§ Data provided
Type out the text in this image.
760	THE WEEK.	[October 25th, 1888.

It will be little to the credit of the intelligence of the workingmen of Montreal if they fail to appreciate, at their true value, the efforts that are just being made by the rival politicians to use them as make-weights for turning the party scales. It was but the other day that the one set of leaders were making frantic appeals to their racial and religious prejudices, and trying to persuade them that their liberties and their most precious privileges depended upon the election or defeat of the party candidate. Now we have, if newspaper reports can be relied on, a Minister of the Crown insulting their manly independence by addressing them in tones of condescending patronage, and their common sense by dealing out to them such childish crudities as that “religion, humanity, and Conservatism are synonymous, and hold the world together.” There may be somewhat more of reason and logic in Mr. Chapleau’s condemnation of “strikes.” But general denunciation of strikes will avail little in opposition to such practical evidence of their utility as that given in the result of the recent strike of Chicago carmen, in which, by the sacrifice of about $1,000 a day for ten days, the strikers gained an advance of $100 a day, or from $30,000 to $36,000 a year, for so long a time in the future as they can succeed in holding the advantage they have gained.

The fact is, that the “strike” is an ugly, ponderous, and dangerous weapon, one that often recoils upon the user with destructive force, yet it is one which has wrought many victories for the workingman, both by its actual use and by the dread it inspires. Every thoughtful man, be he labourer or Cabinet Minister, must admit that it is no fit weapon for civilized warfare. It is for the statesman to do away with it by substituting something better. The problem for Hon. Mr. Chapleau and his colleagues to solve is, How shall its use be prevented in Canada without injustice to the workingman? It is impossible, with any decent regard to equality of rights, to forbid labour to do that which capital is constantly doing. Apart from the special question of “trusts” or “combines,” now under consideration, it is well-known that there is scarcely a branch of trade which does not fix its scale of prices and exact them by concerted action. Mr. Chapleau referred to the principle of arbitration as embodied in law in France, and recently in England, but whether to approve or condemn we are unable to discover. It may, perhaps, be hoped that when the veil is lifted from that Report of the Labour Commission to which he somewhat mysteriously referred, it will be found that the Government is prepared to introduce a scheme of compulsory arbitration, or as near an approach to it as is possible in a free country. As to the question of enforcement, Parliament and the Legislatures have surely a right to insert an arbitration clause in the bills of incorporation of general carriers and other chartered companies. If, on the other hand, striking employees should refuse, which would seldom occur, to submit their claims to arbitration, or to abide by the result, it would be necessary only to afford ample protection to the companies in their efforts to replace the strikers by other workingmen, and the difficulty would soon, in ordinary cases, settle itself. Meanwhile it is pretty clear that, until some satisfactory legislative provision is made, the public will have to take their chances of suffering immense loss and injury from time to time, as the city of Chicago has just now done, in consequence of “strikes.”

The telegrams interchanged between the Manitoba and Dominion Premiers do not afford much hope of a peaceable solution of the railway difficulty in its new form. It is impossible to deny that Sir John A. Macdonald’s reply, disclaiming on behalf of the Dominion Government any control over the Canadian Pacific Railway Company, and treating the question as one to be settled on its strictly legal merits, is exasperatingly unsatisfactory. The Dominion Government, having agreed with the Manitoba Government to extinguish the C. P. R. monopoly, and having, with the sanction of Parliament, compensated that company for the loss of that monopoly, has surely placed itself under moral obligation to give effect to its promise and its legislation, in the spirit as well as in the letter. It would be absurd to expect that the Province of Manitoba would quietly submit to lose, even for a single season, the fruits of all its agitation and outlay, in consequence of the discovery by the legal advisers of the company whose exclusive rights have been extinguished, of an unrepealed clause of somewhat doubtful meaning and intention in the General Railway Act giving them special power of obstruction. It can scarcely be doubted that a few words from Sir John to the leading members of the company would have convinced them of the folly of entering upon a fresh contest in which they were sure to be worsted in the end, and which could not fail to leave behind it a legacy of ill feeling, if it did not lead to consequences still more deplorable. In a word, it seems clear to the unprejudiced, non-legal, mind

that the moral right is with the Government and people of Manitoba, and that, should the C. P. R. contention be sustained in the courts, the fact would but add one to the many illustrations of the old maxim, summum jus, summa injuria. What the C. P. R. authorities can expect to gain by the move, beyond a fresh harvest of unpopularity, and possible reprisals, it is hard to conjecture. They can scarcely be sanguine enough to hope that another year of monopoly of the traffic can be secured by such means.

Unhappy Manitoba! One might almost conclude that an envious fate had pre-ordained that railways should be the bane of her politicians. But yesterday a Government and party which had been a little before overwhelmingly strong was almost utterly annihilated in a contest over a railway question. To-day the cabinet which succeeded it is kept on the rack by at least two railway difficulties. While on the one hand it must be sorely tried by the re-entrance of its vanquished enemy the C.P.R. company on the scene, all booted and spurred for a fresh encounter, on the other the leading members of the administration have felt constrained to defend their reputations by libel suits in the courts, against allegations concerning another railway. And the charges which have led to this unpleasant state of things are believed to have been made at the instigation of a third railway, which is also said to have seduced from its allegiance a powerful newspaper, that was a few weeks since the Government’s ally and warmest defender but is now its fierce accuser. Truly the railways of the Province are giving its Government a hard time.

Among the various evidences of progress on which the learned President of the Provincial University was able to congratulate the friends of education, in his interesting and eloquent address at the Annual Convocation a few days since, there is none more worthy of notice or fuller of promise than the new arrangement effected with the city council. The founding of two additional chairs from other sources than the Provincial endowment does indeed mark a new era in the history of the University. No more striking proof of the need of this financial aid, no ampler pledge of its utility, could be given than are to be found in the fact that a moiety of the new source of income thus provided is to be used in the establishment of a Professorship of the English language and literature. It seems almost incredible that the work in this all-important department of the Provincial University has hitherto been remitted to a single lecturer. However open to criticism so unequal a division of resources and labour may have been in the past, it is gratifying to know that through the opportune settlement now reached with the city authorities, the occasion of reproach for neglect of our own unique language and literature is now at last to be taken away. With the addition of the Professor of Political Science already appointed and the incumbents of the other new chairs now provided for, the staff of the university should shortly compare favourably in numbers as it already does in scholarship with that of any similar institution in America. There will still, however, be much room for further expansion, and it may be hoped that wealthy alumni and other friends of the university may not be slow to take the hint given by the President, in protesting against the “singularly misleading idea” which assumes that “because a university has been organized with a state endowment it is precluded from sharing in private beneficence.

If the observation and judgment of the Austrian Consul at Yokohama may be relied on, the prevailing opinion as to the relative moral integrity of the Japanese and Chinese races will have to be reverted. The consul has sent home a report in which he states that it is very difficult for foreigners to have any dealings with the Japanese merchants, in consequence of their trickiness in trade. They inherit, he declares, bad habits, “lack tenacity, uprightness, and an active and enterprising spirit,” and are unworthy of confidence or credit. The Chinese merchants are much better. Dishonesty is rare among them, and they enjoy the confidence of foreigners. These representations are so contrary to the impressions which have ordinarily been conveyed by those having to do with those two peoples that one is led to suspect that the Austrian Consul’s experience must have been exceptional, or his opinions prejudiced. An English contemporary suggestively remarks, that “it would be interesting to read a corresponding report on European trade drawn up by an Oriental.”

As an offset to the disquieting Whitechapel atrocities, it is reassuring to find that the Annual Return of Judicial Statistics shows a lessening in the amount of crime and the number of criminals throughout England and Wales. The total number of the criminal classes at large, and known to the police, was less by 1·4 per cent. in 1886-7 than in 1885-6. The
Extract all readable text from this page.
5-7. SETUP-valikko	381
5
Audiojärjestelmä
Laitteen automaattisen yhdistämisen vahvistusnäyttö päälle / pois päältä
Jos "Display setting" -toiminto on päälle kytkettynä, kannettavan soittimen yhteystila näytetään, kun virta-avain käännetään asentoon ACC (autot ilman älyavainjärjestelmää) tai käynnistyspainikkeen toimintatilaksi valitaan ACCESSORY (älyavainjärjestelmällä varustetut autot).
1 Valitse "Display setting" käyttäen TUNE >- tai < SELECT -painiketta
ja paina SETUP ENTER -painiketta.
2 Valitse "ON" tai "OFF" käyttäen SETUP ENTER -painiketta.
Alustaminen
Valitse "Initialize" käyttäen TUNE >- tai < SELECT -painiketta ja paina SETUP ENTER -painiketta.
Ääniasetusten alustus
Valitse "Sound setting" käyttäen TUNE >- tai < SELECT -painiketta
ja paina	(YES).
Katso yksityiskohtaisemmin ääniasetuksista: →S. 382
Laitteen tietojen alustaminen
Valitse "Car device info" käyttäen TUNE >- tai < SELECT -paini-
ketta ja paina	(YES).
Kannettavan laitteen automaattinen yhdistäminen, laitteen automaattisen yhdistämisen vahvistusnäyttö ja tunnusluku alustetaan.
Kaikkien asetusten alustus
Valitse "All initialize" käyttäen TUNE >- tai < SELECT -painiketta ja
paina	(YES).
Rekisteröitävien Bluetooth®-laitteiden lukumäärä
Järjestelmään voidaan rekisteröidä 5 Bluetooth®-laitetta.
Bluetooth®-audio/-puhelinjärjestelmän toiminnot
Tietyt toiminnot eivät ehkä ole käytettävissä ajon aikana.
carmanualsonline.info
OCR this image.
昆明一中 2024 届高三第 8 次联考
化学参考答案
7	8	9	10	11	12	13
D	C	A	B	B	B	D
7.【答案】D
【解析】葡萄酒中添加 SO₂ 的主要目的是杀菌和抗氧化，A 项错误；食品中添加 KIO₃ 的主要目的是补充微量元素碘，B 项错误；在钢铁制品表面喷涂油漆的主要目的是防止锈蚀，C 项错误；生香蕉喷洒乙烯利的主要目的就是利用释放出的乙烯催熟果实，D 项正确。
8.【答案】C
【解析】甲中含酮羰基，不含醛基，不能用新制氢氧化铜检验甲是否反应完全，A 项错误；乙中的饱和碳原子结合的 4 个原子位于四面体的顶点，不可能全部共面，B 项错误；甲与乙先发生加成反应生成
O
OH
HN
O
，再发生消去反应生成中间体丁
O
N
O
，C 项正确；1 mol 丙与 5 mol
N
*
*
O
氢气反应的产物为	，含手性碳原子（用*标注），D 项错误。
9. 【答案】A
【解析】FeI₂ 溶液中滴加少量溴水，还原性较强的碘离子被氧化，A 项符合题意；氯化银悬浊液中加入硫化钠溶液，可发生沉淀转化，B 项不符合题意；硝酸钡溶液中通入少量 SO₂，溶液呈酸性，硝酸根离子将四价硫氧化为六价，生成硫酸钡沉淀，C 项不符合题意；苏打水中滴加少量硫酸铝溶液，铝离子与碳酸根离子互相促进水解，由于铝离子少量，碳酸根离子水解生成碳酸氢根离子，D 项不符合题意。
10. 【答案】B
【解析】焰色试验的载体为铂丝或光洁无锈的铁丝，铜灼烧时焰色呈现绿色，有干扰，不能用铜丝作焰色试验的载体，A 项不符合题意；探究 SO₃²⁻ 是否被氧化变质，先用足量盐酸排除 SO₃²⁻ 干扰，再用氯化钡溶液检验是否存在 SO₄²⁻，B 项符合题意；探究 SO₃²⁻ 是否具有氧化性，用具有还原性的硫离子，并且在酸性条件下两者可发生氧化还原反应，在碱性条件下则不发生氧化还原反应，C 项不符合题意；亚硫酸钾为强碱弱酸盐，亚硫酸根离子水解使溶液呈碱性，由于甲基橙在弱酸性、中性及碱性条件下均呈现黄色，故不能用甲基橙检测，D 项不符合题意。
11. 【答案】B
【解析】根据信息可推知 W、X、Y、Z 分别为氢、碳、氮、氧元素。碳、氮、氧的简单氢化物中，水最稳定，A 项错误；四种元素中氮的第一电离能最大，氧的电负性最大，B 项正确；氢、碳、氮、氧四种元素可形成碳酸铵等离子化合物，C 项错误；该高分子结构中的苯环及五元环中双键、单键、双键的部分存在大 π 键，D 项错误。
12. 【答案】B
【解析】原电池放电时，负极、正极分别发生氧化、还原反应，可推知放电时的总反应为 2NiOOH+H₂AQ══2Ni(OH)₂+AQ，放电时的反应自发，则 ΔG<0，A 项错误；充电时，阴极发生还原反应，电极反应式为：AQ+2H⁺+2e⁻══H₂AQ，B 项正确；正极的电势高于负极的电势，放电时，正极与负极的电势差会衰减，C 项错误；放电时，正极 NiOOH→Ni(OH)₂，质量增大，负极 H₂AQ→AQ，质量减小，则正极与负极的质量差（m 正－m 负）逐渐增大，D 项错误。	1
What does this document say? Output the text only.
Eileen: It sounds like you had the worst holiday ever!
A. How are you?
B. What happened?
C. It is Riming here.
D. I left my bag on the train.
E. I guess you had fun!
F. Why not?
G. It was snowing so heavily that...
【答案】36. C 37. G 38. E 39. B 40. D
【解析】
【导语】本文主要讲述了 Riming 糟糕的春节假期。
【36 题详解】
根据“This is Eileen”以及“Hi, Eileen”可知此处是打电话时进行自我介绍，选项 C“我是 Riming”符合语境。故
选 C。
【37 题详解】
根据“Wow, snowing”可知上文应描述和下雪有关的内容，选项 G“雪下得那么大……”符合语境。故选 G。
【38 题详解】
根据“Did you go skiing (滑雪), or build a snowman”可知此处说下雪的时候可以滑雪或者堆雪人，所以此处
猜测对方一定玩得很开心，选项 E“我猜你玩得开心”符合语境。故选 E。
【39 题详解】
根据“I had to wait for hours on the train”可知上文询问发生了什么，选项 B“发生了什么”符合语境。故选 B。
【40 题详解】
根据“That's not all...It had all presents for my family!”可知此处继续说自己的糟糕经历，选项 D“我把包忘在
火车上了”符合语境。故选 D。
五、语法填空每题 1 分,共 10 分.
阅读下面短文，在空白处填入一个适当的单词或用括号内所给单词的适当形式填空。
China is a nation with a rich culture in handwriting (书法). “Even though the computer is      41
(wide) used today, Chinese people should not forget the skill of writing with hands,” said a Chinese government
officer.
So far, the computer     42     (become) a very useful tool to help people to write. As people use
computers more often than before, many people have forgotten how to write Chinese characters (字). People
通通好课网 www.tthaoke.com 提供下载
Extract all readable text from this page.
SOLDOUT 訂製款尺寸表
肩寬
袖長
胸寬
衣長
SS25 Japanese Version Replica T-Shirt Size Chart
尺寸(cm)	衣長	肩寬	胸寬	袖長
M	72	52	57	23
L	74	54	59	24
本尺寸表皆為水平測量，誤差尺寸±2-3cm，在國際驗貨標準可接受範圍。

§ Do this
Using the listing above, pick out each line that contains the word "项不符合题意", then copy it.

§ Right answer
【解析】FeI₂ 溶液中滴加少量溴水，还原性较强的碘离子被氧化，A 项符合题意；氯化银悬浊液中加入硫化钠溶液，可发生沉淀转化，B 项不符合题意；硝酸钡溶液中通入少量 SO₂，溶液呈酸性，硝酸根离子将四价硫氧化为六价，生成硫酸钡沉淀，C 项不符合题意；苏打水中滴加少量硫酸铝溶液，铝离子与碳酸根离子互相促进水解，由于铝离子少量，碳酸根离子水解生成碳酸氢根离子，D 项不符合题意。
【解析】焰色试验的载体为铂丝或光洁无锈的铁丝，铜灼烧时焰色呈现绿色，有干扰，不能用铜丝作焰色试验的载体，A 项不符合题意；探究 SO₃²⁻ 是否被氧化变质，先用足量盐酸排除 SO₃²⁻ 干扰，再用氯化钡溶液检验是否存在 SO₄²⁻，B 项符合题意；探究 SO₃²⁻ 是否具有氧化性，用具有还原性的硫离子，并且在酸性条件下两者可发生氧化还原反应，在碱性条件下则不发生氧化还原反应，C 项不符合题意；亚硫酸钾为强碱弱酸盐，亚硫酸根离子水解使溶液呈碱性，由于甲基橙在弱酸性、中性及碱性条件下均呈现黄色，故不能用甲基橙检测，D 项不符合题意。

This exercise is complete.